## What you will do
Tally the lines that contain the string "group" and state that total without comment.

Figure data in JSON

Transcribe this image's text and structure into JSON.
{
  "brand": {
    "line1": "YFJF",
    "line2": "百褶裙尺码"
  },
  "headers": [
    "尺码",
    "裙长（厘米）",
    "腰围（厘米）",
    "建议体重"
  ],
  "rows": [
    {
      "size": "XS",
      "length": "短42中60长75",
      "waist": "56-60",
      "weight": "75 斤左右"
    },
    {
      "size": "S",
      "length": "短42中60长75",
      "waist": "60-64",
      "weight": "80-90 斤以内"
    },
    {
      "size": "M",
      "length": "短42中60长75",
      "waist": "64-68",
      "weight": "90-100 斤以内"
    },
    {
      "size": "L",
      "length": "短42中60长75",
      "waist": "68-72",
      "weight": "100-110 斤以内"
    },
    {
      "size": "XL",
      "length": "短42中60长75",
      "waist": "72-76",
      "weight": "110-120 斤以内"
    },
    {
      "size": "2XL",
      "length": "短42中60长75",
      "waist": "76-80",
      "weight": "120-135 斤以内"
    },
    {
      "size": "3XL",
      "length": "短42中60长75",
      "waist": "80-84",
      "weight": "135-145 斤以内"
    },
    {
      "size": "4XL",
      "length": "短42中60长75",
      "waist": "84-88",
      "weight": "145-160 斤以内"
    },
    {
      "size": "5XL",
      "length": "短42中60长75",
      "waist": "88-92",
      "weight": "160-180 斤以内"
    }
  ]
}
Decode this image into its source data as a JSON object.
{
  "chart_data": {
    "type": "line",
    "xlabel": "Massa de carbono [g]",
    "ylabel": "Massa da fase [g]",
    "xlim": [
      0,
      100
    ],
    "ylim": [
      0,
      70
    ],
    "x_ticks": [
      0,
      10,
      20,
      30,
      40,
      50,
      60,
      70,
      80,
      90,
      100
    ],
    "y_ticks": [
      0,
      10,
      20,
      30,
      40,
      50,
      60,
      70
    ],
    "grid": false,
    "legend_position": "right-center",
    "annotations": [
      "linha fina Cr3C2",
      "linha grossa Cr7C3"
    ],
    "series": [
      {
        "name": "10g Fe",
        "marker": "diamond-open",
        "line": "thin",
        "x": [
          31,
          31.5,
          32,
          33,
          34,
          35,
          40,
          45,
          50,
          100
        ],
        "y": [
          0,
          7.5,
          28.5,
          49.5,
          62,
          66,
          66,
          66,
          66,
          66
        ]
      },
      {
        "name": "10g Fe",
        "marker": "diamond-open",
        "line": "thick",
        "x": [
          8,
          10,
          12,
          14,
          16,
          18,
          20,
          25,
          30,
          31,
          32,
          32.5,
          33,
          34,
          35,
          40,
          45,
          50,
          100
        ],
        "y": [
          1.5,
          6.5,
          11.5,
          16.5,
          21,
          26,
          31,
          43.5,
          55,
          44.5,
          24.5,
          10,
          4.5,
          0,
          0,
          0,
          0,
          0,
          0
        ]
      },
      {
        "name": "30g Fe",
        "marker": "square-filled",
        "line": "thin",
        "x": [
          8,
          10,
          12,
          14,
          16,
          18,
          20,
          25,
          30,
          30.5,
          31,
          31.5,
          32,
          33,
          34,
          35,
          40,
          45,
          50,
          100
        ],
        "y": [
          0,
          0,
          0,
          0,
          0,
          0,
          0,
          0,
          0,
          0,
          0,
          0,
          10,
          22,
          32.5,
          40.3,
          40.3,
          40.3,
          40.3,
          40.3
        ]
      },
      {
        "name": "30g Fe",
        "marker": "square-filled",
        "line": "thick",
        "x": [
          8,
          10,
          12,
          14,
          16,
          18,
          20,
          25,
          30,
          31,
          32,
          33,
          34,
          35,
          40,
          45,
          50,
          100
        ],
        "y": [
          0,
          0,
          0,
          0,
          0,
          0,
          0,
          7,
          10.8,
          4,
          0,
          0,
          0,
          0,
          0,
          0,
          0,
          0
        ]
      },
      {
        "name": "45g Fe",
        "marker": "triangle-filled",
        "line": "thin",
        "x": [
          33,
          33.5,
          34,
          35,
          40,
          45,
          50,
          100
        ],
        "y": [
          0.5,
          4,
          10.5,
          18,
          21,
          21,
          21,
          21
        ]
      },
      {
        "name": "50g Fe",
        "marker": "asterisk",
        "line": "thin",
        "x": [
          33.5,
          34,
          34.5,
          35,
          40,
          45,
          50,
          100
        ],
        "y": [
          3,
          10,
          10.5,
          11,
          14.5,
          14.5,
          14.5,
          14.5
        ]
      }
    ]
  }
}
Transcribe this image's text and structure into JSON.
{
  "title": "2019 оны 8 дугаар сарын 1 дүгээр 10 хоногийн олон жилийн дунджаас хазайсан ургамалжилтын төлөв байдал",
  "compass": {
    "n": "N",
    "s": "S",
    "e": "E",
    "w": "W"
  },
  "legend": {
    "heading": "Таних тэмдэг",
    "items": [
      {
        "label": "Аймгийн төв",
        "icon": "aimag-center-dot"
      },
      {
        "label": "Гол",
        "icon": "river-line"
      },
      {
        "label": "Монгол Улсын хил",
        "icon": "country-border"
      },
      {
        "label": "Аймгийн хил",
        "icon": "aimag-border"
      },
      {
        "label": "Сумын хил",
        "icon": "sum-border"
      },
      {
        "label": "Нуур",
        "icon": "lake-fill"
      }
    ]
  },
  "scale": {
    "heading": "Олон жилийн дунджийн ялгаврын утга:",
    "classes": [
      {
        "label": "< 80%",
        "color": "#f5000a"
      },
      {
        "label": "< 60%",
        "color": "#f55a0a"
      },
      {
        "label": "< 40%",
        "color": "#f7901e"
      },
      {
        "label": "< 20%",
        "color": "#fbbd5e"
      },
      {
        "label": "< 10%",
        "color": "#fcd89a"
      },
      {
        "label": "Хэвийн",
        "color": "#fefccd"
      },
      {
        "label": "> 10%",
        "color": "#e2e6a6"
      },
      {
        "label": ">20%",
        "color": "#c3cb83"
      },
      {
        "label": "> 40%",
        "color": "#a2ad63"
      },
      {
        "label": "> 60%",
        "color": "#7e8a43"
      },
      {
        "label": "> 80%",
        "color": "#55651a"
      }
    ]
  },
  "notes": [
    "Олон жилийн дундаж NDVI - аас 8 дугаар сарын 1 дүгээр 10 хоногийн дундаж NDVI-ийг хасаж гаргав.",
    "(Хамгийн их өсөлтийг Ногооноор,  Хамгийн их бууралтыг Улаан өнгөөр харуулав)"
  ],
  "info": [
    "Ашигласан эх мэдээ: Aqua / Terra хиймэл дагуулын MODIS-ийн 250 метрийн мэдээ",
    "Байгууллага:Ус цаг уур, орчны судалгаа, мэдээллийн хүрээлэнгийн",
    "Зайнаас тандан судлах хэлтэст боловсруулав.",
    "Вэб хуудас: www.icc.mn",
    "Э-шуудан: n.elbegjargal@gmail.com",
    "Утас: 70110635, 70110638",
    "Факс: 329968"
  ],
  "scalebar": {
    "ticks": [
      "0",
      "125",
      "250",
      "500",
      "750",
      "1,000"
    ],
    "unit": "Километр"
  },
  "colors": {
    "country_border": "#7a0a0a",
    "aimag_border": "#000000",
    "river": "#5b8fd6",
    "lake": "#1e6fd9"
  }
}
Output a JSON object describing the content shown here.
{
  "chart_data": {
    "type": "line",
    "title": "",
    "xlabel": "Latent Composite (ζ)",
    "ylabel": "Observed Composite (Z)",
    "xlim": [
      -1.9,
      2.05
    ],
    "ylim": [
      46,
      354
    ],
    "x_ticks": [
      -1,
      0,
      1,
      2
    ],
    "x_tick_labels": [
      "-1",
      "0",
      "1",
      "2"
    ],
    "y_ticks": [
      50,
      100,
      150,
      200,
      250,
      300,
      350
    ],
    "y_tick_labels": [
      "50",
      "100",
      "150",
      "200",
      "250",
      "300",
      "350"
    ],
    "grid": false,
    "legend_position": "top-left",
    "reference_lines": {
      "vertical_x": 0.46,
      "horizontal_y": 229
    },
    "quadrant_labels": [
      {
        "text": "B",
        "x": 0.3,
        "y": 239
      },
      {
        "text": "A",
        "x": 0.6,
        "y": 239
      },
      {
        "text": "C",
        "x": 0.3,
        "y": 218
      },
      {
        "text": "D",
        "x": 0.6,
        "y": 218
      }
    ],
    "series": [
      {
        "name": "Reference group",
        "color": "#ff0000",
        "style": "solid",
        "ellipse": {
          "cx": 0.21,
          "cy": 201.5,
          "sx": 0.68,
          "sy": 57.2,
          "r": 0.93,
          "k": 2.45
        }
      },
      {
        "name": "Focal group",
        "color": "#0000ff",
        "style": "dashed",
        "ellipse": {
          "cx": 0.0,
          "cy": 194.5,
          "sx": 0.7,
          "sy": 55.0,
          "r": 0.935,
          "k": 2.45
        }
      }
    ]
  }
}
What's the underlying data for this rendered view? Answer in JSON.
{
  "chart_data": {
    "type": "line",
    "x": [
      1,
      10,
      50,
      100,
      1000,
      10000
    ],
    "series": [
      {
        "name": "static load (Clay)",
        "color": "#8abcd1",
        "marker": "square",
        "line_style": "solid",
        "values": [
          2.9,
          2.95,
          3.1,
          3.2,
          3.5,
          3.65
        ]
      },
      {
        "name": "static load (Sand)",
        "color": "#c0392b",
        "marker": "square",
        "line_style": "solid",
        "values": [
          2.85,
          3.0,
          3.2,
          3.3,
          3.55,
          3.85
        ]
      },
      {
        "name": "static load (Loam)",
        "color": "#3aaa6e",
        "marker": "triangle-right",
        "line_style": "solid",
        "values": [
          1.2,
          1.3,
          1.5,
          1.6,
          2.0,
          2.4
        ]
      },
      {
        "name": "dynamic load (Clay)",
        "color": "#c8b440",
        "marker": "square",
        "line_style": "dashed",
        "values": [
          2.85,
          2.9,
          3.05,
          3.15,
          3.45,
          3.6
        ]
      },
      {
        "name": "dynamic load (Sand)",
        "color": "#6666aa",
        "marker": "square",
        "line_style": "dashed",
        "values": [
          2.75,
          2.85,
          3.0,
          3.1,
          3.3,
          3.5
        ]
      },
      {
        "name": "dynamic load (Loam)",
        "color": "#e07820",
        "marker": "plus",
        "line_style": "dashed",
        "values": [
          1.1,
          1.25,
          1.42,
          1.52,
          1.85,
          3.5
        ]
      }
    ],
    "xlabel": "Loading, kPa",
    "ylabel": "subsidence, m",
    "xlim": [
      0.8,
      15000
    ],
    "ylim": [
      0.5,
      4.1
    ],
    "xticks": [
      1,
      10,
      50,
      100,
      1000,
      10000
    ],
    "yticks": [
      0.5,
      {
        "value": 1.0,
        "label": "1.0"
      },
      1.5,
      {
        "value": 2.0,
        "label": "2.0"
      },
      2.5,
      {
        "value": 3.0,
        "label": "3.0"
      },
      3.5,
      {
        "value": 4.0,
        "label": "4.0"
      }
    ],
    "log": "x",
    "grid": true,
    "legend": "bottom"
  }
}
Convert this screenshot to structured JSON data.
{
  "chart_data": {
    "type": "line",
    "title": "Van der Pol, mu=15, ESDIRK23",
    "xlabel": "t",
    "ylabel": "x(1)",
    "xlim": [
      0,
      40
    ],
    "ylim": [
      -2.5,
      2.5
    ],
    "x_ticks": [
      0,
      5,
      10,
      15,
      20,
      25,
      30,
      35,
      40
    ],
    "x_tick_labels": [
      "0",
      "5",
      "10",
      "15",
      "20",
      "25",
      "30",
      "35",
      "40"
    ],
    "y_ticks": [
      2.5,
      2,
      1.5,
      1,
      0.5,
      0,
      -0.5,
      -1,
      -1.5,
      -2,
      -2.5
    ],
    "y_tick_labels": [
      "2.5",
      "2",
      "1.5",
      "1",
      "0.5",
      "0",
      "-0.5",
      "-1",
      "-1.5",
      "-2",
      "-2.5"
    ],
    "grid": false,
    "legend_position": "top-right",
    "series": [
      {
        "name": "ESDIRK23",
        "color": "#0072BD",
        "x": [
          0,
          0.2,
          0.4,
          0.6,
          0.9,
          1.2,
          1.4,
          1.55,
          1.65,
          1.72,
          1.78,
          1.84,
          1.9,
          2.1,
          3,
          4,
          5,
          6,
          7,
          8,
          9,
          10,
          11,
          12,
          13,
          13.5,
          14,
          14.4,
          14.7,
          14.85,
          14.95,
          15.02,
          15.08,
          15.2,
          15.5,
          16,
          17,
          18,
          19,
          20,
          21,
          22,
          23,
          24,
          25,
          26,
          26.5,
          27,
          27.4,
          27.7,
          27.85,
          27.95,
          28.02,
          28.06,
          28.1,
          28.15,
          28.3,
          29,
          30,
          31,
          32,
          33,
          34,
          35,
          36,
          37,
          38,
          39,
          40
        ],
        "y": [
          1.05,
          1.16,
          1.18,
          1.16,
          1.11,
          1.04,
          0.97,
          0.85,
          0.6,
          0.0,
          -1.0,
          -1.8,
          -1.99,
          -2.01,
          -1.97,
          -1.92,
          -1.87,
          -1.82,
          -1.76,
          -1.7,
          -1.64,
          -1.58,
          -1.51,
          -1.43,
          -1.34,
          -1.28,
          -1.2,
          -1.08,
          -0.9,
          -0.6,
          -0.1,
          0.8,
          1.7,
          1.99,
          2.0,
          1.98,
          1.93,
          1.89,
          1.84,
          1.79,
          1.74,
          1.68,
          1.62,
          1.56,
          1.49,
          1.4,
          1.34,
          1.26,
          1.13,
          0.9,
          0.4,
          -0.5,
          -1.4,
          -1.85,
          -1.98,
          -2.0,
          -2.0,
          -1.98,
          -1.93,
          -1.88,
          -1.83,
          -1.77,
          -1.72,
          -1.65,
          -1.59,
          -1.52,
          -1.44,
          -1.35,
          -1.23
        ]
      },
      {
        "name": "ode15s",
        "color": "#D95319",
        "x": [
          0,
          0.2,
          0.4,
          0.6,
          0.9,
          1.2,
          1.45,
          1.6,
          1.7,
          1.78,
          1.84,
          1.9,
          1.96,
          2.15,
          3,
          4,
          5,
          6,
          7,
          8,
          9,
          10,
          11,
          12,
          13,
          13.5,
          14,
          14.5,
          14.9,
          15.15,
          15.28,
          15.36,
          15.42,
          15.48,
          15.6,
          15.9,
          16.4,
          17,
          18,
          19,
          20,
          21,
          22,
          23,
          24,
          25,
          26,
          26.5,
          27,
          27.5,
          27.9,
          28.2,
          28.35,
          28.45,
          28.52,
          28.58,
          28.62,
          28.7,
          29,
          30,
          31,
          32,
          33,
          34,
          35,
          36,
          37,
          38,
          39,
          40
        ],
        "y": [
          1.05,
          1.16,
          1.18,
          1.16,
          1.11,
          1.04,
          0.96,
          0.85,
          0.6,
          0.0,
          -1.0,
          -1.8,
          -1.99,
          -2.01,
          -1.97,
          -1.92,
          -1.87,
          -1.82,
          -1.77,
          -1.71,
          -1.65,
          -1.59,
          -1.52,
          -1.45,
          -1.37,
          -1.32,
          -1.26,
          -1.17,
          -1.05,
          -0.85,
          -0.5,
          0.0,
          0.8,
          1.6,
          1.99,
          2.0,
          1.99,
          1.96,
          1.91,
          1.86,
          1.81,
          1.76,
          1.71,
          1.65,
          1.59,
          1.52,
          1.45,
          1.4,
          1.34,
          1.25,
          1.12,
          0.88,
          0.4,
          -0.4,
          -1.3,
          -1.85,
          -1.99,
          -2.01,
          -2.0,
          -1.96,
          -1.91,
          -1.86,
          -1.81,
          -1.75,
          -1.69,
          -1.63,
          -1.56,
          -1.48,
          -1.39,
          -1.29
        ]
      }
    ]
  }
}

## The answer
2